### TEXTO PROPORCIONADO

02 DE 95 – CATEQUESIS DEL SANTO PADRE BENEDICTO XVI: AUDIENCIA GENERAL DEL 21 DE DICIEMBRE DE 2011

AUDIENCIA GENERAL DEL 21 DE DICIEMBRE DE 2011

Audiencia General del 21 de Diciembre de 2011

Queridos hermanos y hermanas:

Me alegra acogeros en audiencia general pocos días antes de la celebración del Nacimiento del Señor. El saludo que circula en estos días por los labios de todos es «¡Feliz Navidad! ¡Felices fiestas navideñas!». Procuremos que, también en la sociedad actual, el intercambio de felicitaciones no pierda su profundo valor religioso, y que la fiesta no quede absorbida por los aspectos exteriores, que tocan las cuerdas del corazón. Ciertamente, los signos exteriores son hermosos e importantes, con tal de que no nos distraigan, sino que más bien nos ayuden a vivir la Navidad en el sentido más auténtico, el sentido sagrado y cristiano, de modo que también nuestra alegría no sea superficial, sino profunda.

######
### ENTRADAS EXTRAÍDAS

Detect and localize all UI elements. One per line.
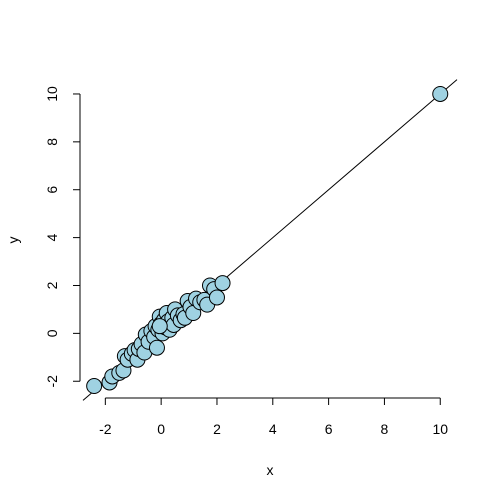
data-point bbox=[432, 85, 449, 102]
y-tick-label: 8 bbox=[44, 138, 60, 146]
data-point bbox=[151, 318, 168, 335]
y-tick-label: 0 bbox=[44, 329, 60, 337]
x-tick-label: 4 bbox=[269, 421, 277, 437]
x-tick-label: 2 bbox=[213, 421, 221, 437]
data-points bbox=[86, 85, 449, 395]
x-tick-label: 6 bbox=[325, 421, 333, 437]
y-tick-label: 4 bbox=[44, 234, 60, 242]
y-tick-label: -2 bbox=[44, 375, 60, 388]
axes: -2 0 2 4 6 8 10 -2 0 2 4 6 8 10 bbox=[44, 86, 448, 437]
data-point bbox=[148, 339, 165, 356]
y-tick-label: 10 bbox=[44, 86, 60, 102]
data-point bbox=[214, 275, 231, 292]
x-axis-label: x bbox=[267, 462, 274, 478]
y-tick-label: 6 bbox=[44, 186, 60, 194]
x-tick-label: 10 bbox=[432, 421, 448, 437]
y-tick-label: 2 bbox=[44, 281, 60, 289]
data-point bbox=[86, 378, 103, 395]
x-tick-label: 8 bbox=[381, 421, 389, 437]
x-tick-label: -2 bbox=[99, 421, 112, 437]
x-tick-label: 0 bbox=[157, 421, 165, 437]
data-point bbox=[208, 289, 225, 306]
y-axis-label: y bbox=[5, 237, 21, 244]
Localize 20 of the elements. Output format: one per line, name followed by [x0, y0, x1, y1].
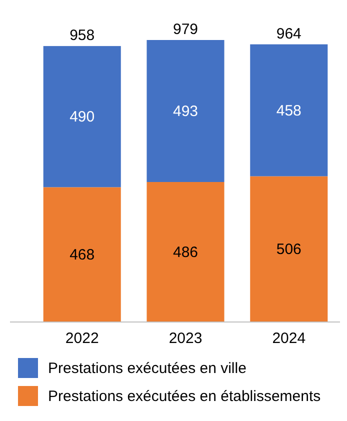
x-tick-label: 2022 — [65, 330, 99, 347]
data-label: 506 — [276, 241, 302, 258]
bar — [146, 40, 224, 182]
data-label: 486 — [172, 244, 198, 262]
data-label: 458 — [276, 102, 302, 120]
bar — [43, 187, 121, 322]
bar — [250, 44, 328, 176]
bar — [146, 182, 224, 322]
legend-label: Prestations exécutées en établissements — [48, 388, 321, 405]
data-label: 468 — [70, 246, 95, 264]
x-tick-label: 2024 — [272, 330, 306, 347]
data-label: 493 — [172, 103, 198, 120]
total-label: 958 — [70, 27, 95, 44]
data-label: 490 — [70, 108, 95, 126]
total-label: 979 — [172, 21, 198, 38]
x-tick-label: 2023 — [168, 330, 202, 347]
legend-label: Prestations exécutées en ville — [48, 360, 246, 377]
total-label: 964 — [276, 25, 302, 42]
bar — [250, 176, 328, 322]
bar — [43, 46, 121, 188]
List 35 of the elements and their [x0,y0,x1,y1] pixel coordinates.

######

PROBLEMAS Y TAREAS:
• A. Enumera los adjetivos con que la catequesis califica el sentido en que debe vivirse la Navidad.
• B. Resume en forma de lista el párrafo de la catequesis que comienza con «Me alegra acogeros en audiencia general» y conserva sus datos principales.
• C. Reproduce literalmente el fragmento de la catequesis comprendido entre «Me alegra acogeros» y «superficial, sino profunda.», ambos incluidos.

RESPUESTAS:
• A.
- auténtico (en la forma «más auténtico»)
- sagrado
- cristiano

• B.
- El Papa se alegra de recibir a los presentes en audiencia general pocos días antes del Nacimiento del Señor.
- El saludo que todos repiten en estos días es «¡Feliz Navidad! ¡Felices fiestas navideñas!».
- Pide que el intercambio de felicitaciones conserve su profundo valor religioso y que la fiesta no quede absorbida por los aspectos exteriores.
- Los signos exteriores son hermosos e importantes si no distraen y ayudan a vivir la Navidad en su sentido más auténtico, sagrado y cristiano.
- Así la alegría no será superficial, sino profunda.

• C.
Me alegra acogeros en audiencia general pocos días antes de la celebración del Nacimiento del Señor. El saludo que circula en estos días por los labios de todos es «¡Feliz Navidad! ¡Felices fiestas navideñas!». Procuremos que, también en la sociedad actual, el intercambio de felicitaciones no pierda su profundo valor religioso, y que la fiesta no quede absorbida por los aspectos exteriores, que tocan las cuerdas del corazón. Ciertamente, los signos exteriores son hermosos e importantes, con tal de que no nos distraigan, sino que más bien nos ayuden a vivir la Navidad en el sentido más auténtico, el sentido sagrado y cristiano, de modo que también nuestra alegría no sea superficial, sino profunda.